Dataset items:
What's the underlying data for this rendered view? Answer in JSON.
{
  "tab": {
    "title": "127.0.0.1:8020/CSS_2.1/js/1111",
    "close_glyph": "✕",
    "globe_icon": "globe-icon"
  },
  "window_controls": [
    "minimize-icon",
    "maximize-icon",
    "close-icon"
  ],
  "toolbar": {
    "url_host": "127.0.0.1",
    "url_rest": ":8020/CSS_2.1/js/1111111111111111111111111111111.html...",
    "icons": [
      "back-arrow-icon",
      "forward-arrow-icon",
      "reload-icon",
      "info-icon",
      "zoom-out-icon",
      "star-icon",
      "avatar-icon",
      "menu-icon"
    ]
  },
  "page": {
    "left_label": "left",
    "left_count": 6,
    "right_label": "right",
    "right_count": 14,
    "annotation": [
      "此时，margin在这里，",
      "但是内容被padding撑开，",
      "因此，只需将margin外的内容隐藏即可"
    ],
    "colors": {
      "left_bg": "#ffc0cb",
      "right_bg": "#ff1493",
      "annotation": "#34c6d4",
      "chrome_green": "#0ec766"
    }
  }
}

> **Directions for this task**:
Transcribe the data above in full, exactly.

> **Full solution**:
What's the underlying data for this rendered view? Answer in JSON.
{
  "tab": {
    "title": "127.0.0.1:8020/CSS_2.1/js/1111",
    "close_glyph": "✕",
    "globe_icon": "globe-icon"
  },
  "window_controls": [
    "minimize-icon",
    "maximize-icon",
    "close-icon"
  ],
  "toolbar": {
    "url_host": "127.0.0.1",
    "url_rest": ":8020/CSS_2.1/js/1111111111111111111111111111111.html...",
    "icons": [
      "back-arrow-icon",
      "forward-arrow-icon",
      "reload-icon",
      "info-icon",
      "zoom-out-icon",
      "star-icon",
      "avatar-icon",
      "menu-icon"
    ]
  },
  "page": {
    "left_label": "left",
    "left_count": 6,
    "right_label": "right",
    "right_count": 14,
    "annotation": [
      "此时，margin在这里，",
      "但是内容被padding撑开，",
      "因此，只需将margin外的内容隐藏即可"
    ],
    "colors": {
      "left_bg": "#ffc0cb",
      "right_bg": "#ff1493",
      "annotation": "#34c6d4",
      "chrome_green": "#0ec766"
    }
  }
}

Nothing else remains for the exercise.